§ **Do this**
Make an exact copy of the records, with the pictures left out.

===== Input for this task

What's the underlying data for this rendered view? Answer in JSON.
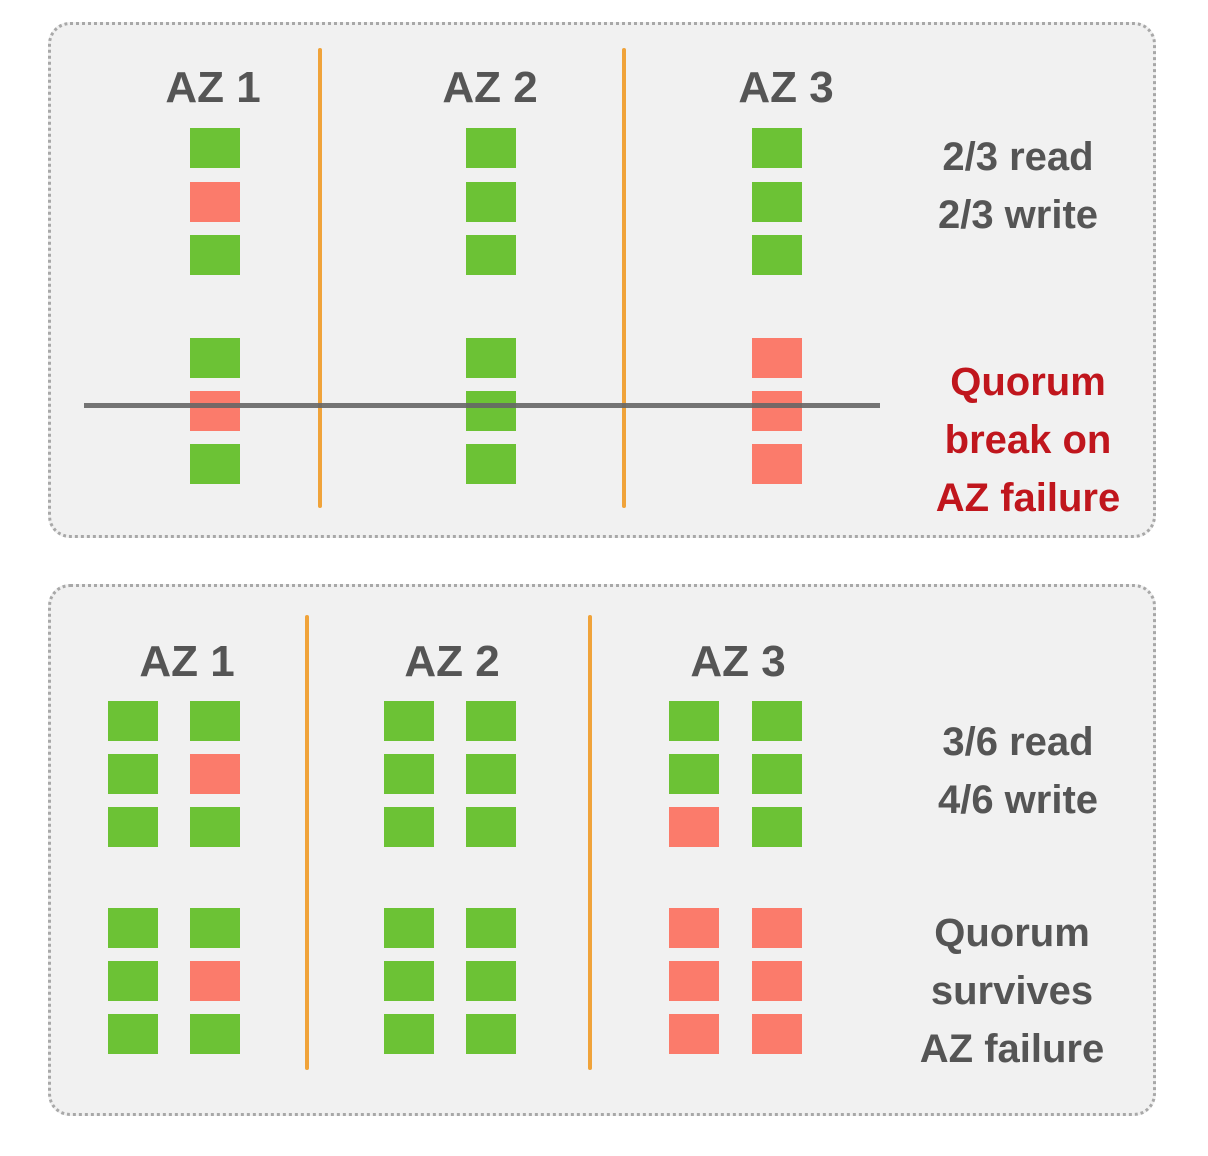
{
  "colors": {
    "healthy": "#6cc235",
    "failed": "#fb7b6b",
    "divider": "#f0a33a",
    "break_line": "#666666",
    "text": "#555555",
    "alert_text": "#c0161d"
  },
  "top": {
    "az_labels": [
      "AZ 1",
      "AZ 2",
      "AZ 3"
    ],
    "quorum_text": [
      "2/3 read",
      "2/3 write"
    ],
    "outcome_text": [
      "Quorum",
      "break on",
      "AZ failure"
    ],
    "outcome_color": "alert",
    "columns": [
      {
        "az": 0,
        "blocks": [
          "ok",
          "fail",
          "ok",
          "ok",
          "fail",
          "ok"
        ]
      },
      {
        "az": 1,
        "blocks": [
          "ok",
          "ok",
          "ok",
          "ok",
          "ok",
          "ok"
        ]
      },
      {
        "az": 2,
        "blocks": [
          "ok",
          "ok",
          "ok",
          "fail",
          "fail",
          "fail"
        ]
      }
    ]
  },
  "bottom": {
    "az_labels": [
      "AZ 1",
      "AZ 2",
      "AZ 3"
    ],
    "quorum_text": [
      "3/6 read",
      "4/6 write"
    ],
    "outcome_text": [
      "Quorum",
      "survives",
      "AZ failure"
    ],
    "outcome_color": "normal",
    "columns": [
      {
        "az": 0,
        "blocks": [
          "ok",
          "ok",
          "ok",
          "ok",
          "ok",
          "ok"
        ]
      },
      {
        "az": 0,
        "blocks": [
          "ok",
          "fail",
          "ok",
          "ok",
          "fail",
          "ok"
        ]
      },
      {
        "az": 1,
        "blocks": [
          "ok",
          "ok",
          "ok",
          "ok",
          "ok",
          "ok"
        ]
      },
      {
        "az": 1,
        "blocks": [
          "ok",
          "ok",
          "ok",
          "ok",
          "ok",
          "ok"
        ]
      },
      {
        "az": 2,
        "blocks": [
          "ok",
          "ok",
          "fail",
          "fail",
          "fail",
          "fail"
        ]
      },
      {
        "az": 2,
        "blocks": [
          "ok",
          "ok",
          "ok",
          "fail",
          "fail",
          "fail"
        ]
      }
    ]
  }
}
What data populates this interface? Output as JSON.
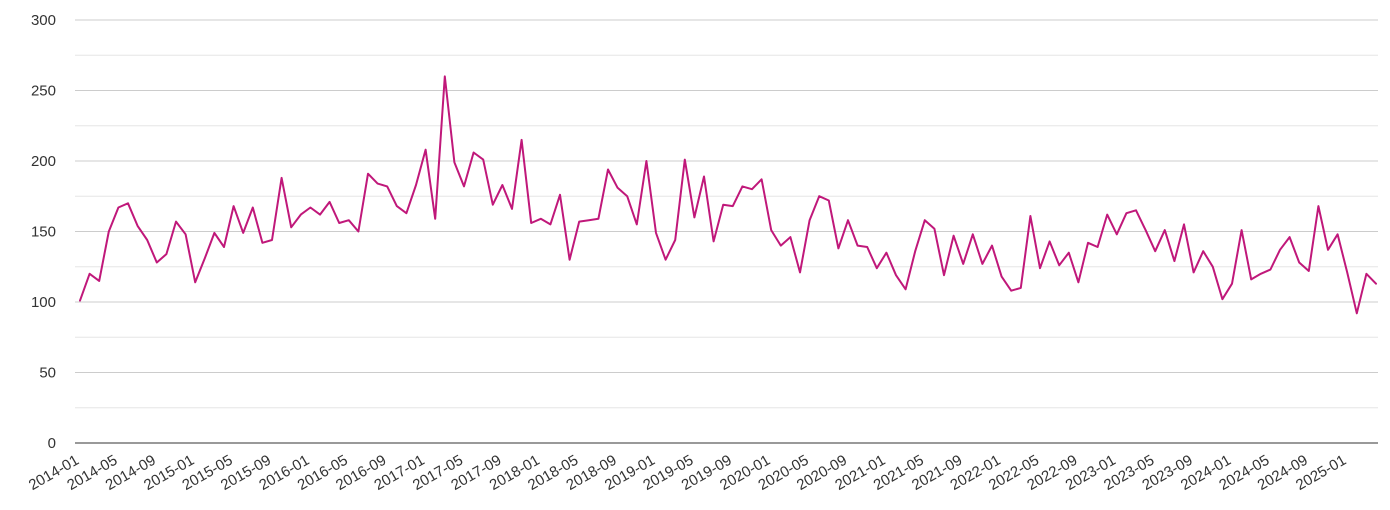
{
  "chart_data": {
    "type": "line",
    "title": "",
    "xlabel": "",
    "ylabel": "",
    "ylim": [
      0,
      300
    ],
    "yticks": [
      0,
      50,
      100,
      150,
      200,
      250,
      300
    ],
    "grid": true,
    "legend": "none",
    "x_tick_labels": [
      "2014-01",
      "2014-05",
      "2014-09",
      "2015-01",
      "2015-05",
      "2015-09",
      "2016-01",
      "2016-05",
      "2016-09",
      "2017-01",
      "2017-05",
      "2017-09",
      "2018-01",
      "2018-05",
      "2018-09",
      "2019-01",
      "2019-05",
      "2019-09",
      "2020-01",
      "2020-05",
      "2020-09",
      "2021-01",
      "2021-05",
      "2021-09",
      "2022-01",
      "2022-05",
      "2022-09",
      "2023-01",
      "2023-05",
      "2023-09",
      "2024-01",
      "2024-05",
      "2024-09",
      "2025-01"
    ],
    "series": [
      {
        "color": "#c0187a",
        "start": "2014-01",
        "values": [
          101,
          120,
          115,
          150,
          167,
          170,
          154,
          144,
          128,
          134,
          157,
          148,
          114,
          131,
          149,
          139,
          168,
          149,
          167,
          142,
          144,
          188,
          153,
          162,
          167,
          162,
          171,
          156,
          158,
          150,
          191,
          184,
          182,
          168,
          163,
          183,
          208,
          159,
          260,
          199,
          182,
          206,
          201,
          169,
          183,
          166,
          215,
          156,
          159,
          155,
          176,
          130,
          157,
          158,
          159,
          194,
          181,
          175,
          155,
          200,
          149,
          130,
          144,
          201,
          160,
          189,
          143,
          169,
          168,
          182,
          180,
          187,
          151,
          140,
          146,
          121,
          158,
          175,
          172,
          138,
          158,
          140,
          139,
          124,
          135,
          119,
          109,
          136,
          158,
          152,
          119,
          147,
          127,
          148,
          127,
          140,
          118,
          108,
          110,
          161,
          124,
          143,
          126,
          135,
          114,
          142,
          139,
          162,
          148,
          163,
          165,
          151,
          136,
          151,
          129,
          155,
          121,
          136,
          125,
          102,
          113,
          151,
          116,
          120,
          123,
          137,
          146,
          128,
          122,
          168,
          137,
          148,
          121,
          92,
          120,
          113
        ]
      }
    ]
  }
}
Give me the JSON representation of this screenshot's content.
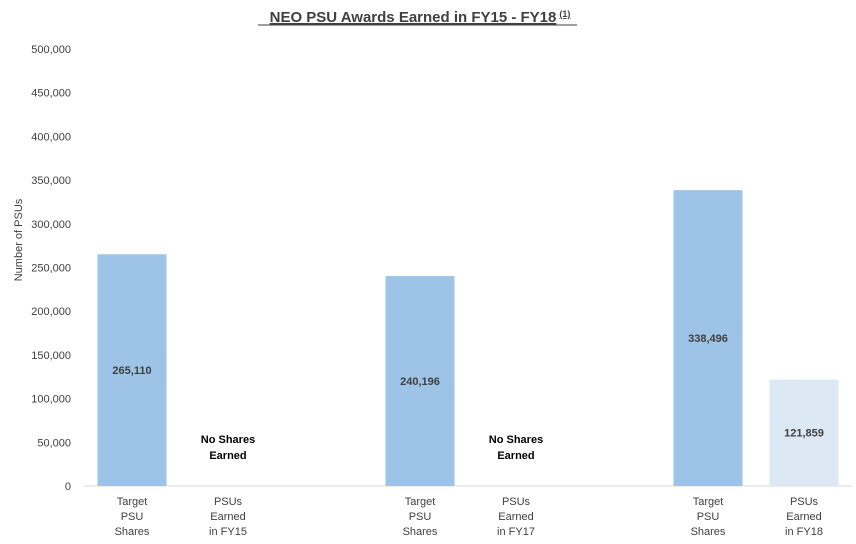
{
  "chart_data": {
    "type": "bar",
    "title": "NEO PSU Awards Earned in FY15 - FY18",
    "title_superscript": "(1)",
    "ylabel": "Number of PSUs",
    "xlabel": "",
    "ylim": [
      0,
      500000
    ],
    "yticks": [
      "0",
      "50,000",
      "100,000",
      "150,000",
      "200,000",
      "250,000",
      "300,000",
      "350,000",
      "400,000",
      "450,000",
      "500,000"
    ],
    "grid": false,
    "categories": [
      [
        "Target",
        "PSU",
        "Shares"
      ],
      [
        "PSUs",
        "Earned",
        "in FY15"
      ],
      [],
      [
        "Target",
        "PSU",
        "Shares"
      ],
      [
        "PSUs",
        "Earned",
        "in FY17"
      ],
      [],
      [
        "Target",
        "PSU",
        "Shares"
      ],
      [
        "PSUs",
        "Earned",
        "in FY18"
      ]
    ],
    "values": [
      265110,
      0,
      null,
      240196,
      0,
      null,
      338496,
      121859
    ],
    "data_labels": [
      "265,110",
      "No Shares Earned",
      "",
      "240,196",
      "No Shares Earned",
      "",
      "338,496",
      "121,859"
    ],
    "colors": [
      "#9dc3e6",
      "#9dc3e6",
      "#9dc3e6",
      "#9dc3e6",
      "#9dc3e6",
      "#9dc3e6",
      "#9dc3e6",
      "#dde8f5"
    ]
  }
}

==========

§ **Output**
What's the underlying data for this rendered view? Answer in JSON.
{
  "colors": {
    "healthy": "#6cc235",
    "failed": "#fb7b6b",
    "divider": "#f0a33a",
    "break_line": "#666666",
    "text": "#555555",
    "alert_text": "#c0161d"
  },
  "top": {
    "az_labels": [
      "AZ 1",
      "AZ 2",
      "AZ 3"
    ],
    "quorum_text": [
      "2/3 read",
      "2/3 write"
    ],
    "outcome_text": [
      "Quorum",
      "break on",
      "AZ failure"
    ],
    "outcome_color": "alert",
    "columns": [
      {
        "az": 0,
        "blocks": [
          "ok",
          "fail",
          "ok",
          "ok",
          "fail",
          "ok"
        ]
      },
      {
        "az": 1,
        "blocks": [
          "ok",
          "ok",
          "ok",
          "ok",
          "ok",
          "ok"
        ]
      },
      {
        "az": 2,
        "blocks": [
          "ok",
          "ok",
          "ok",
          "fail",
          "fail",
          "fail"
        ]
      }
    ]
  },
  "bottom": {
    "az_labels": [
      "AZ 1",
      "AZ 2",
      "AZ 3"
    ],
    "quorum_text": [
      "3/6 read",
      "4/6 write"
    ],
    "outcome_text": [
      "Quorum",
      "survives",
      "AZ failure"
    ],
    "outcome_color": "normal",
    "columns": [
      {
        "az": 0,
        "blocks": [
          "ok",
          "ok",
          "ok",
          "ok",
          "ok",
          "ok"
        ]
      },
      {
        "az": 0,
        "blocks": [
          "ok",
          "fail",
          "ok",
          "ok",
          "fail",
          "ok"
        ]
      },
      {
        "az": 1,
        "blocks": [
          "ok",
          "ok",
          "ok",
          "ok",
          "ok",
          "ok"
        ]
      },
      {
        "az": 1,
        "blocks": [
          "ok",
          "ok",
          "ok",
          "ok",
          "ok",
          "ok"
        ]
      },
      {
        "az": 2,
        "blocks": [
          "ok",
          "ok",
          "fail",
          "fail",
          "fail",
          "fail"
        ]
      },
      {
        "az": 2,
        "blocks": [
          "ok",
          "ok",
          "ok",
          "fail",
          "fail",
          "fail"
        ]
      }
    ]
  }
}
What data populates this interface? Output as JSON.
{
  "chart_data": {
    "type": "line",
    "title": "",
    "xlabel": "",
    "ylabel": "",
    "ylim": [
      0,
      300
    ],
    "yticks": [
      0,
      50,
      100,
      150,
      200,
      250,
      300
    ],
    "grid": true,
    "legend": "none",
    "x_tick_labels": [
      "2014-01",
      "2014-05",
      "2014-09",
      "2015-01",
      "2015-05",
      "2015-09",
      "2016-01",
      "2016-05",
      "2016-09",
      "2017-01",
      "2017-05",
      "2017-09",
      "2018-01",
      "2018-05",
      "2018-09",
      "2019-01",
      "2019-05",
      "2019-09",
      "2020-01",
      "2020-05",
      "2020-09",
      "2021-01",
      "2021-05",
      "2021-09",
      "2022-01",
      "2022-05",
      "2022-09",
      "2023-01",
      "2023-05",
      "2023-09",
      "2024-01",
      "2024-05",
      "2024-09",
      "2025-01"
    ],
    "series": [
      {
        "color": "#c0187a",
        "start": "2014-01",
        "values": [
          101,
          120,
          115,
          150,
          167,
          170,
          154,
          144,
          128,
          134,
          157,
          148,
          114,
          131,
          149,
          139,
          168,
          149,
          167,
          142,
          144,
          188,
          153,
          162,
          167,
          162,
          171,
          156,
          158,
          150,
          191,
          184,
          182,
          168,
          163,
          183,
          208,
          159,
          260,
          199,
          182,
          206,
          201,
          169,
          183,
          166,
          215,
          156,
          159,
          155,
          176,
          130,
          157,
          158,
          159,
          194,
          181,
          175,
          155,
          200,
          149,
          130,
          144,
          201,
          160,
          189,
          143,
          169,
          168,
          182,
          180,
          187,
          151,
          140,
          146,
          121,
          158,
          175,
          172,
          138,
          158,
          140,
          139,
          124,
          135,
          119,
          109,
          136,
          158,
          152,
          119,
          147,
          127,
          148,
          127,
          140,
          118,
          108,
          110,
          161,
          124,
          143,
          126,
          135,
          114,
          142,
          139,
          162,
          148,
          163,
          165,
          151,
          136,
          151,
          129,
          155,
          121,
          136,
          125,
          102,
          113,
          151,
          116,
          120,
          123,
          137,
          146,
          128,
          122,
          168,
          137,
          148,
          121,
          92,
          120,
          113
        ]
      }
    ]
  }
}
Give me the JSON representation of this screenshot's content.
{
  "chart_data": {
    "type": "bar",
    "title": "NEO PSU Awards Earned in FY15 - FY18",
    "title_superscript": "(1)",
    "ylabel": "Number of PSUs",
    "xlabel": "",
    "ylim": [
      0,
      500000
    ],
    "yticks": [
      "0",
      "50,000",
      "100,000",
      "150,000",
      "200,000",
      "250,000",
      "300,000",
      "350,000",
      "400,000",
      "450,000",
      "500,000"
    ],
    "grid": false,
    "categories": [
      [
        "Target",
        "PSU",
        "Shares"
      ],
      [
        "PSUs",
        "Earned",
        "in FY15"
      ],
      [],
      [
        "Target",
        "PSU",
        "Shares"
      ],
      [
        "PSUs",
        "Earned",
        "in FY17"
      ],
      [],
      [
        "Target",
        "PSU",
        "Shares"
      ],
      [
        "PSUs",
        "Earned",
        "in FY18"
      ]
    ],
    "values": [
      265110,
      0,
      null,
      240196,
      0,
      null,
      338496,
      121859
    ],
    "data_labels": [
      "265,110",
      "No Shares Earned",
      "",
      "240,196",
      "No Shares Earned",
      "",
      "338,496",
      "121,859"
    ],
    "colors": [
      "#9dc3e6",
      "#9dc3e6",
      "#9dc3e6",
      "#9dc3e6",
      "#9dc3e6",
      "#9dc3e6",
      "#9dc3e6",
      "#dde8f5"
    ]
  }
}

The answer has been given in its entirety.